### [SUPPLIED TEXT]
● ● ● ●

Social media platforms have reshaped the terrorist communication. The most recent trend in the terrorist conflicts on social media platforms is posting eulogies for the killed rebels in order to attract target group by presenting fighters as role models for Muslims. These tributes introduce the fighters in a way that they appear appealing to individuals, who feel marginalized in their societies (Weimann 2). Social media also allow terrorists to use narrowcasting for viewing people’s profiles, grouping them into categories based on their profiles, and decide how to approach them. Narrowcasting makes it easy for terrorists to attract the younger generation and foreign fighters by sending messages and videos that match their profiles.
The social media use allows terrorists to communicate with a wider audience and lure them to share their goals. Currently, terrorists spend many hours on social media platforms while trying to recruit the younger generation of both Muslim and Western countries. According to Gate and Podder (109), manpower significantly sustains the global social media presence of terrorist groups. Today’s terrorist recruitment activities seek to attract technically proficient and talented social media users in order to sustain recruitment machinery. They send texts and messages via social media with details of the process of registration, setting up groups, and adding friends (Weimann 8).

● ● ● ●

### [LISTED ENTRIES]
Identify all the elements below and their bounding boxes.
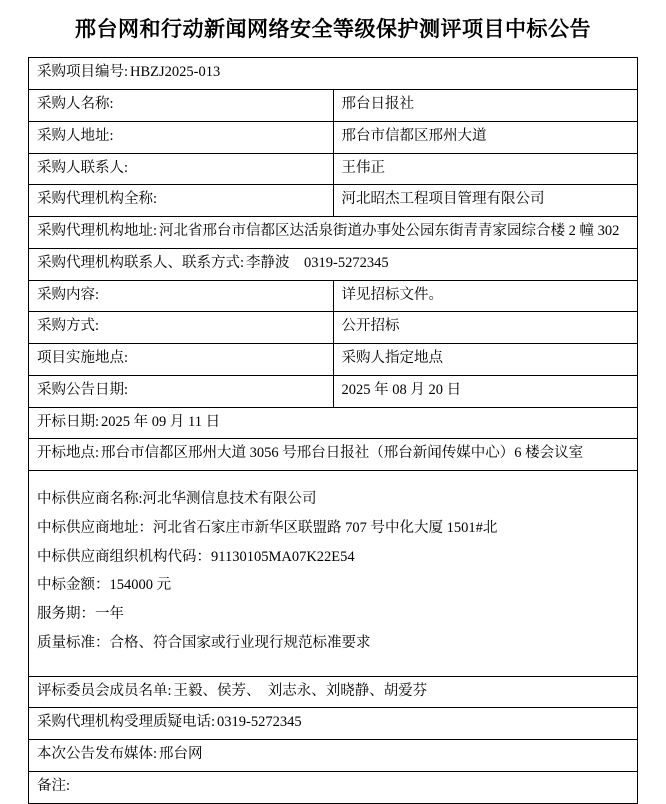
table-row xyxy=(29,375,638,407)
row-value: 邢台市信都区邢州大道 xyxy=(333,121,638,153)
table-row xyxy=(29,771,638,803)
row-value: 采购人指定地点 xyxy=(333,344,638,376)
row-label: 评标委员会成员名单: xyxy=(37,682,172,699)
row-label: 采购内容: xyxy=(29,280,334,312)
row-label: 采购项目编号: xyxy=(37,64,129,81)
row-label: 采购人联系人: xyxy=(29,153,334,185)
row-label: 项目实施地点: xyxy=(29,344,334,376)
row-review-committee xyxy=(29,676,638,708)
row-bid-open-place xyxy=(29,439,638,471)
row-label: 采购代理机构全称: xyxy=(29,185,334,217)
block-spacer xyxy=(37,659,631,671)
table-row xyxy=(29,439,638,471)
row-label: 开标日期: xyxy=(37,413,100,430)
service-period: 服务期：一年 xyxy=(37,606,124,623)
row-value: 王毅、侯芳、 刘志永、刘晓静、胡爱芬 xyxy=(173,682,428,699)
table-row xyxy=(29,248,638,280)
row-value: 李静波 0319-5272345 xyxy=(246,254,389,271)
winner-address: 中标供应商地址：河北省石家庄市新华区联盟路 707 号中化大厦 1501#北 xyxy=(37,519,498,536)
table-row xyxy=(29,185,638,217)
table-row xyxy=(29,312,638,344)
row-value: 2025 年 08 月 20 日 xyxy=(333,375,638,407)
winner-info-block xyxy=(29,471,638,677)
row-label: 采购人地址: xyxy=(29,121,334,153)
row-label: 采购人名称: xyxy=(29,90,334,122)
table-row xyxy=(29,407,638,439)
row-agency-contact xyxy=(29,248,638,280)
row-value: 邢台网 xyxy=(159,746,203,763)
row-label: 采购代理机构受理质疑电话: xyxy=(37,714,216,731)
table-row xyxy=(29,90,638,122)
row-value: 详见招标文件。 xyxy=(333,280,638,312)
row-bid-open-date xyxy=(29,407,638,439)
table-row xyxy=(29,121,638,153)
table-row xyxy=(29,280,638,312)
row-label: 采购代理机构联系人、联系方式: xyxy=(37,254,245,271)
block-spacer xyxy=(37,475,631,487)
row-label: 采购代理机构地址: xyxy=(37,223,158,240)
row-label: 本次公告发布媒体: xyxy=(37,746,158,763)
quality-standard: 质量标准：合格、符合国家或行业现行规范标准要求 xyxy=(37,634,371,651)
winner-amount: 中标金额：154000 元 xyxy=(37,577,172,594)
row-label: 采购公告日期: xyxy=(29,375,334,407)
row-value: 0319-5272345 xyxy=(217,714,302,731)
announcement-table xyxy=(28,57,638,803)
winner-name: 中标供应商名称:河北华测信息技术有限公司 xyxy=(37,491,317,508)
row-value: 邢台市信都区邢州大道 3056 号邢台日报社（邢台新闻传媒中心）6 楼会议室 xyxy=(101,445,584,462)
page-title: 邢台网和行动新闻网络安全等级保护测评项目中标公告 xyxy=(75,17,591,41)
row-label: 开标地点: xyxy=(37,445,100,462)
table-row xyxy=(29,344,638,376)
row-value: 王伟正 xyxy=(333,153,638,185)
row-value: 河北昭杰工程项目管理有限公司 xyxy=(333,185,638,217)
table-row xyxy=(29,676,638,708)
row-label: 备注: xyxy=(37,777,71,794)
table-row xyxy=(29,58,638,90)
table-row xyxy=(29,740,638,772)
row-project-number xyxy=(29,58,638,90)
row-value: HBZJ2025-013 xyxy=(130,64,221,81)
table-row xyxy=(29,217,638,249)
table-row xyxy=(29,153,638,185)
row-remarks xyxy=(29,771,638,803)
table-row-winner xyxy=(29,471,638,677)
row-value: 河北省邢台市信都区达活泉街道办事处公园东街青青家园综合楼 2 幢 302 xyxy=(159,223,620,240)
winner-org-code: 中标供应商组织机构代码：91130105MA07K22E54 xyxy=(37,548,355,565)
row-value: 2025 年 09 月 11 日 xyxy=(101,413,221,430)
row-value: 邢台日报社 xyxy=(333,90,638,122)
row-agency-address xyxy=(29,217,638,249)
row-value: 公开招标 xyxy=(333,312,638,344)
row-value xyxy=(70,778,72,794)
row-publish-media xyxy=(29,740,638,772)
row-label: 采购方式: xyxy=(29,312,334,344)
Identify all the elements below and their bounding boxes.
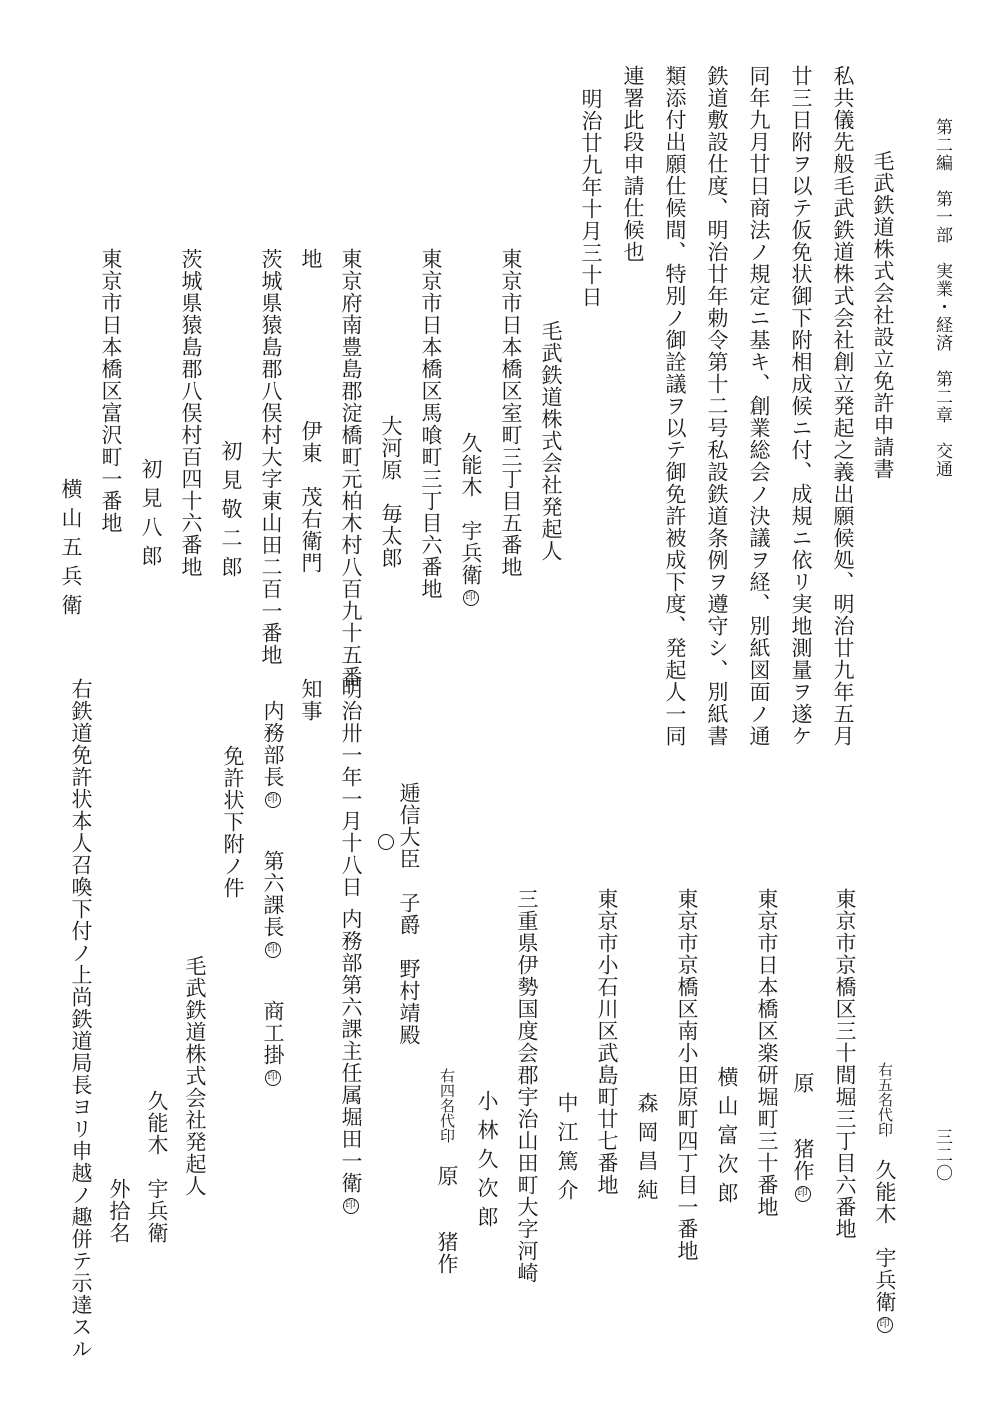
seal-icon: 印 <box>265 942 281 958</box>
memo-person: 久能木 宇兵衛 <box>145 1090 169 1244</box>
promoter-name: 大河原 毎太郎 <box>379 415 403 569</box>
promoter-name: 横山富次郎 <box>715 1066 739 1211</box>
promoter-name: 森岡昌純 <box>635 1092 659 1208</box>
body-line-5: 類添付出願仕候間、特別ノ御詮議ヲ以テ御免許被成下度、発起人一同 <box>663 65 687 747</box>
proxy-signature: 右四名代印 原 猪作 <box>435 1068 459 1275</box>
body-line-6: 連署此段申請仕候也 <box>621 65 645 263</box>
promoter-address: 東京府南豊島郡淀橋町元柏木村八百九十五番 <box>339 248 363 688</box>
promoter-name: 初見敬二郎 <box>219 440 243 585</box>
promoter-address: 東京市日本橋区楽研堀町三十番地 <box>755 888 779 1218</box>
promoter-address: 茨城県猿島郡八俣村百四十六番地 <box>179 248 203 578</box>
approval-stamp: 商工掛印 <box>262 1000 283 1090</box>
promoter-name: 横山五兵衛 <box>59 478 83 623</box>
document-title: 毛武鉄道株式会社設立免許申請書 <box>871 150 895 480</box>
seal-icon: 印 <box>343 1198 359 1214</box>
promoter-name: 久能木 宇兵衛印 <box>460 432 481 610</box>
promoter-address: 東京市小石川区武島町廿七番地 <box>595 888 619 1196</box>
promoters-heading: 毛武鉄道株式会社発起人 <box>539 320 563 562</box>
memo-governor: 知事 <box>299 678 323 722</box>
promoter-address: 東京市京橋区南小田原町四丁目一番地 <box>675 888 699 1262</box>
proxy-signature: 右五名代印 久能木 宇兵衛印 <box>874 1062 895 1337</box>
promoter-name: 小林久次郎 <box>475 1090 499 1235</box>
body-line-4: 鉄道敷設仕度、明治廿年勅令第十二号私設鉄道条例ヲ遵守シ、別紙書 <box>705 65 729 747</box>
promoter-address-cont: 地 <box>299 248 323 270</box>
promoter-address: 東京市京橋区三十間堀三丁目六番地 <box>833 888 857 1240</box>
memo-date: 明治卅一年一月十八日 <box>339 678 363 898</box>
running-head: 第二編 第一部 実業・経済 第二章 交通 <box>932 118 952 478</box>
memo-others: 外拾名 <box>107 1178 131 1244</box>
addressee: 逓信大臣 子爵 野村靖殿 <box>397 782 421 1046</box>
body-line-2: 廿三日附ヲ以テ仮免状御下附相成候ニ付、成規ニ依リ実地測量ヲ遂ケ <box>789 65 813 747</box>
promoter-name: 初見八郎 <box>139 458 163 574</box>
memo-company: 毛武鉄道株式会社発起人 <box>183 955 207 1197</box>
seal-icon: 印 <box>795 1186 811 1202</box>
seal-icon: 印 <box>265 1070 281 1086</box>
body-line-1: 私共儀先般毛武鉄道株式会社創立発起之義出願候処、明治廿九年五月 <box>831 65 855 747</box>
promoter-address: 東京市日本橋区富沢町一番地 <box>99 248 123 534</box>
page-number: 三二〇 <box>932 1128 952 1182</box>
promoter-address: 東京市日本橋区室町三丁目五番地 <box>499 248 523 578</box>
seal-icon: 印 <box>463 590 479 606</box>
promoter-address: 東京市日本橋区馬喰町三丁目六番地 <box>419 248 443 600</box>
promoter-name: 中江篤介 <box>555 1092 579 1208</box>
promoter-name: 伊東 茂右衛門 <box>299 420 323 574</box>
seal-icon: 印 <box>265 792 281 808</box>
approval-stamp: 第六課長印 <box>262 850 283 962</box>
memo-title: 免許状下附ノ件 <box>221 745 245 899</box>
seal-icon: 印 <box>877 1317 893 1333</box>
approval-stamp: 内務部長印 <box>262 700 283 812</box>
promoter-address: 三重県伊勢国度会郡宇治山田町大字河崎 <box>515 888 539 1284</box>
circle-mark-icon <box>378 834 394 850</box>
memo-body: 右鉄道免許状本人召喚下付ノ上尚鉄道局長ヨリ申越ノ趣併テ示達スル <box>69 678 93 1360</box>
body-line-3: 同年九月廿日商法ノ規定ニ基キ、創業総会ノ決議ヲ経、別紙図面ノ通 <box>747 65 771 747</box>
application-date: 明治廿九年十月三十日 <box>579 88 603 308</box>
promoter-address: 茨城県猿島郡八俣村大字東山田二百一番地 <box>259 248 283 666</box>
memo-drafter: 内務部第六課主任属堀田一衛印 <box>340 908 361 1218</box>
promoter-name: 原 猪作印 <box>792 1072 813 1206</box>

● ● ● ●

From the passage on terrorist recruitment through social media, reproduce the portion starting at "The social media" and ending at "friends (Weimann 8).".

The social media use allows terrorists to communicate with a wider audience and lure them to share their goals. Currently, terrorists spend many hours on social media platforms while trying to recruit the younger generation of both Muslim and Western countries. According to Gate and Podder (109), manpower significantly sustains the global social media presence of terrorist groups. Today’s terrorist recruitment activities seek to attract technically proficient and talented social media users in order to sustain recruitment machinery. They send texts and messages via social media with details of the process of registration, setting up groups, and adding friends (Weimann 8).